● PROBLEM TO SOLVE
Where a line holds the word "正电荷的电场中", copy that line.

● MATERIAL FOR THIS TASK
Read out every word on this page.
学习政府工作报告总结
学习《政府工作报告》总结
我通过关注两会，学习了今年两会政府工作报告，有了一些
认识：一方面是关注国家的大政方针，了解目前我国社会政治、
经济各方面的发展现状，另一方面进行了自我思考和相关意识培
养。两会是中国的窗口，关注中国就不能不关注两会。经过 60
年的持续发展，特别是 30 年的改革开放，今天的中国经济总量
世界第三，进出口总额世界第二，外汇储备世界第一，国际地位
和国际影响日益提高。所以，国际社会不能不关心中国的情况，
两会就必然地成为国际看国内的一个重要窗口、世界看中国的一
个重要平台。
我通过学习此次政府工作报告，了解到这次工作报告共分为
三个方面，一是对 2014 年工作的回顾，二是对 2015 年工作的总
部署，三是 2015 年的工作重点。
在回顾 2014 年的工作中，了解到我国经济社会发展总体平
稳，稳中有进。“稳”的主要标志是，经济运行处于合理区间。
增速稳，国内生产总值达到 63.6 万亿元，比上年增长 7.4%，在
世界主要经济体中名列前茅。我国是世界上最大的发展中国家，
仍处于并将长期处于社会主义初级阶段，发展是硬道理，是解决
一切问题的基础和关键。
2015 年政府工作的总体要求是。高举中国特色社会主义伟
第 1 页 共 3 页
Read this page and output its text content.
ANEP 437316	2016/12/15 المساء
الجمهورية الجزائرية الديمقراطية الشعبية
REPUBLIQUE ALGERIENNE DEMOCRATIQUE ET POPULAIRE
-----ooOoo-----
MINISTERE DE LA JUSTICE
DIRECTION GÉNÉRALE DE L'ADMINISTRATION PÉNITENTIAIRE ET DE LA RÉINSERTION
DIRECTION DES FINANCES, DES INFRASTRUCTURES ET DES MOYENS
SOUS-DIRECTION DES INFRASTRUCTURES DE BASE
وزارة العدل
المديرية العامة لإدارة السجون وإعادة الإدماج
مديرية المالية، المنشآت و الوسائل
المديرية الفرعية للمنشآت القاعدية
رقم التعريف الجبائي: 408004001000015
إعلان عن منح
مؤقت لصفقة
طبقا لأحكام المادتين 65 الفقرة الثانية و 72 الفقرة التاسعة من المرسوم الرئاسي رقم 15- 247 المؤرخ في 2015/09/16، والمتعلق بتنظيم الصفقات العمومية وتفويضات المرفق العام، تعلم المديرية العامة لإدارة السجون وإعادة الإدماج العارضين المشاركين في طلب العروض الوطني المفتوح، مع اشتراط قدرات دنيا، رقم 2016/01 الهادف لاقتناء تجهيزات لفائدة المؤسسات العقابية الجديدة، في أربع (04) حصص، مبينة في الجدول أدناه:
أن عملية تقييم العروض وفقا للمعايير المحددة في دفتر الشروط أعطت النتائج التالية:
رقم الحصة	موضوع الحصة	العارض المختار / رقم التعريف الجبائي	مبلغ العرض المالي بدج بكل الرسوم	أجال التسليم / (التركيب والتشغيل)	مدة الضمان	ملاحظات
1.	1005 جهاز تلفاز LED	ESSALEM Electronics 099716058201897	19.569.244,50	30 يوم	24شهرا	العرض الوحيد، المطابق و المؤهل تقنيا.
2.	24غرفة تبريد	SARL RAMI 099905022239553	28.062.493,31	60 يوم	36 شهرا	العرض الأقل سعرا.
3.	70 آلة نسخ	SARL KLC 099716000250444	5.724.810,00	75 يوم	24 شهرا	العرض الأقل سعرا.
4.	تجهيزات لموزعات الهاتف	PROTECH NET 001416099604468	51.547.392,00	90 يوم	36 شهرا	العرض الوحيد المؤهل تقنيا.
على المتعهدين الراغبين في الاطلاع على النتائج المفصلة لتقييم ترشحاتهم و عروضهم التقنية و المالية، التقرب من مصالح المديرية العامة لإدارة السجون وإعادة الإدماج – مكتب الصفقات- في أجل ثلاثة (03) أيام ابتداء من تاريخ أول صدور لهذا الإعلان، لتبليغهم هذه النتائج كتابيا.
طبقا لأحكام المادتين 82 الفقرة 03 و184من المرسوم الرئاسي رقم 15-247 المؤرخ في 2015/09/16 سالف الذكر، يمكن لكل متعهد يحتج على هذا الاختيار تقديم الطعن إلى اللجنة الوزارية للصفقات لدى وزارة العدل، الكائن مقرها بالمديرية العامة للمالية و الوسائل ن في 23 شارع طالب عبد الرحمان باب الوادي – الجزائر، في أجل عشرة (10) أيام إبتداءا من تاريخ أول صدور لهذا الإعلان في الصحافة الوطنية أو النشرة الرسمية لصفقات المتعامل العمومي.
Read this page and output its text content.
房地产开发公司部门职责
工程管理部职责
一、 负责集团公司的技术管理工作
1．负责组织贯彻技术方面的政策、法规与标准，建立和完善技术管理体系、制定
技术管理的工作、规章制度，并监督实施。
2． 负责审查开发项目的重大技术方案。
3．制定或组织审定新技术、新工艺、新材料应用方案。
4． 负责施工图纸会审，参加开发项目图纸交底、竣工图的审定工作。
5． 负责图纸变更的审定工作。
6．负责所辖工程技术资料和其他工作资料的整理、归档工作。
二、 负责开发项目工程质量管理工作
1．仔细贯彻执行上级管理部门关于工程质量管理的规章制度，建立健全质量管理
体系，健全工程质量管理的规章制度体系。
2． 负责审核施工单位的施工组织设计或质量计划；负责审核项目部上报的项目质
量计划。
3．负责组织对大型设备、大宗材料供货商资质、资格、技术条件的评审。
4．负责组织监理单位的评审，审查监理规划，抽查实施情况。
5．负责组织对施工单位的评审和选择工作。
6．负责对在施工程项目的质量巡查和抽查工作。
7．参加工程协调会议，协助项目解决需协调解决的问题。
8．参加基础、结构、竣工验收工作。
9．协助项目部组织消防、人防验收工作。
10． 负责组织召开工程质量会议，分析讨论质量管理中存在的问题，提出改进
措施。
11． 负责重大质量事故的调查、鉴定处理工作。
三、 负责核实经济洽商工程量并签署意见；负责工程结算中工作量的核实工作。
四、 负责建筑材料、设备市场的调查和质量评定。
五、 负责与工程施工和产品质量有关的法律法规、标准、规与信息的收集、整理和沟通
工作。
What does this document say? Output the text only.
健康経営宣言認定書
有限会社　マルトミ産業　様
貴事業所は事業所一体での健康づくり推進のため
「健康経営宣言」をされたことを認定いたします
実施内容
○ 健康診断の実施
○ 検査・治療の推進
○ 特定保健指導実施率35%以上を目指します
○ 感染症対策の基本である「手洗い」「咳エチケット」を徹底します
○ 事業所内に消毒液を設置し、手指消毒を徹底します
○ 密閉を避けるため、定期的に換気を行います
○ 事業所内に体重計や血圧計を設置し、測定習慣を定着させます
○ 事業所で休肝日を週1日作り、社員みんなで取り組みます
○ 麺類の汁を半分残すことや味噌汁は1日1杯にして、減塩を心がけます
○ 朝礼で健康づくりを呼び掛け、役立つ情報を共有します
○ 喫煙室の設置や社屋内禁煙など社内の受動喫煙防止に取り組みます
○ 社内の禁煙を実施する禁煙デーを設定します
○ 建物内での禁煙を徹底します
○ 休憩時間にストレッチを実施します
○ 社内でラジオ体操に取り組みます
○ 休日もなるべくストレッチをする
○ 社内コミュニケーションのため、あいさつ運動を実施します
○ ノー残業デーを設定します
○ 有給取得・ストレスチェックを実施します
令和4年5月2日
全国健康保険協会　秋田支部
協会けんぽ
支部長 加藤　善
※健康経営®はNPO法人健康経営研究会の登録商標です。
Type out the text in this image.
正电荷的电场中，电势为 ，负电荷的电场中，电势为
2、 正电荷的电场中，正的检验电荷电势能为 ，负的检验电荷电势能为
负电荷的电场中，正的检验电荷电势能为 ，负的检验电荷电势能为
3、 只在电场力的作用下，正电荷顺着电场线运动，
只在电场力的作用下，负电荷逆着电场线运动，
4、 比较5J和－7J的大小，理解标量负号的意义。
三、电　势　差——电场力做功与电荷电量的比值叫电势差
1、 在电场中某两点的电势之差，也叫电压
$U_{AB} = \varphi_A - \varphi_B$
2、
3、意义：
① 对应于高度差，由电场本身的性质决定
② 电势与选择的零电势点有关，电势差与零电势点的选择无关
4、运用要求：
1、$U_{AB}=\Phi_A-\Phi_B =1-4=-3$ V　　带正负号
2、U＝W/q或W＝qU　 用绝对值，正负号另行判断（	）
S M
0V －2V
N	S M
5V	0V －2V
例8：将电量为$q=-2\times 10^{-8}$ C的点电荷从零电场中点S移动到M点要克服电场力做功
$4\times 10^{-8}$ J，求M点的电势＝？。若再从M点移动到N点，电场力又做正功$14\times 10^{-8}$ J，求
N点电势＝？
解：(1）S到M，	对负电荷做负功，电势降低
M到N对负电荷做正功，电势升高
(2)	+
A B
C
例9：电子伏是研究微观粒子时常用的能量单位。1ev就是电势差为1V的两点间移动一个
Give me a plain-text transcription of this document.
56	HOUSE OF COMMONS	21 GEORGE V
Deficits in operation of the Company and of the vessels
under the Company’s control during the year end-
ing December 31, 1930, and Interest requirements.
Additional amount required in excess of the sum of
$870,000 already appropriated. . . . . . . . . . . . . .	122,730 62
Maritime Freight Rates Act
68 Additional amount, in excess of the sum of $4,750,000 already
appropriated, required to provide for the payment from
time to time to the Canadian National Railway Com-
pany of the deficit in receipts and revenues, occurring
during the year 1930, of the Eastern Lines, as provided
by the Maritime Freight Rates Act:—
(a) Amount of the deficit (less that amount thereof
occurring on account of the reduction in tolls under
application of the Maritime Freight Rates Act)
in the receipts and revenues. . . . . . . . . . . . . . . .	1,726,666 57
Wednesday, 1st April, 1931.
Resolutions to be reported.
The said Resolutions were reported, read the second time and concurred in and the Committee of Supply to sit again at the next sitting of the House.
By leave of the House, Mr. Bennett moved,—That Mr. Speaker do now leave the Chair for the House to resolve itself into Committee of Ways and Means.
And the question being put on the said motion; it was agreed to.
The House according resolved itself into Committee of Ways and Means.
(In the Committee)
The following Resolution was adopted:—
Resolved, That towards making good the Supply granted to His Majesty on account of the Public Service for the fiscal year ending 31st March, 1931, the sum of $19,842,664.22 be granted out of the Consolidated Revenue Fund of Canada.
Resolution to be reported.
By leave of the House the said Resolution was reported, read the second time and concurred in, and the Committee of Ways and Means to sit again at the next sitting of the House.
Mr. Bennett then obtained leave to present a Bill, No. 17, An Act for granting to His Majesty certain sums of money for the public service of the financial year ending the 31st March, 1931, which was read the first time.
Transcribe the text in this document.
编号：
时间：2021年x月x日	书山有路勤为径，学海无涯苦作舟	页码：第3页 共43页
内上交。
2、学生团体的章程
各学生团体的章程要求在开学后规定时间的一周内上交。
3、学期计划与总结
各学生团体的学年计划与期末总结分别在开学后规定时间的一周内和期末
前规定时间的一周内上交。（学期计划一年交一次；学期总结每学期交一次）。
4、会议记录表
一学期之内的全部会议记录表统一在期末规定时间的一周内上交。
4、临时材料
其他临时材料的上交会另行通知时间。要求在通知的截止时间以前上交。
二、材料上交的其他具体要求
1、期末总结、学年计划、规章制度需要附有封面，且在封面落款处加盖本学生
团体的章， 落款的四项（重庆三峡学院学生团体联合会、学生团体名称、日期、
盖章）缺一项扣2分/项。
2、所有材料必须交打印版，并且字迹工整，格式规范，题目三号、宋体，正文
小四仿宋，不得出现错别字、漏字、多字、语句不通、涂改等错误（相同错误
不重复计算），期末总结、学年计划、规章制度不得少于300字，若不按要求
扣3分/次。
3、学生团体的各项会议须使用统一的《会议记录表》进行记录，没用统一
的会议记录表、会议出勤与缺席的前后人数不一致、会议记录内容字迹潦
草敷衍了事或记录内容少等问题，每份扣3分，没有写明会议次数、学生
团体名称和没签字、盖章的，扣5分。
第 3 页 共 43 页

● CORRECT RESULT
正电荷的电场中，电势为 ，负电荷的电场中，电势为
2、 正电荷的电场中，正的检验电荷电势能为 ，负的检验电荷电势能为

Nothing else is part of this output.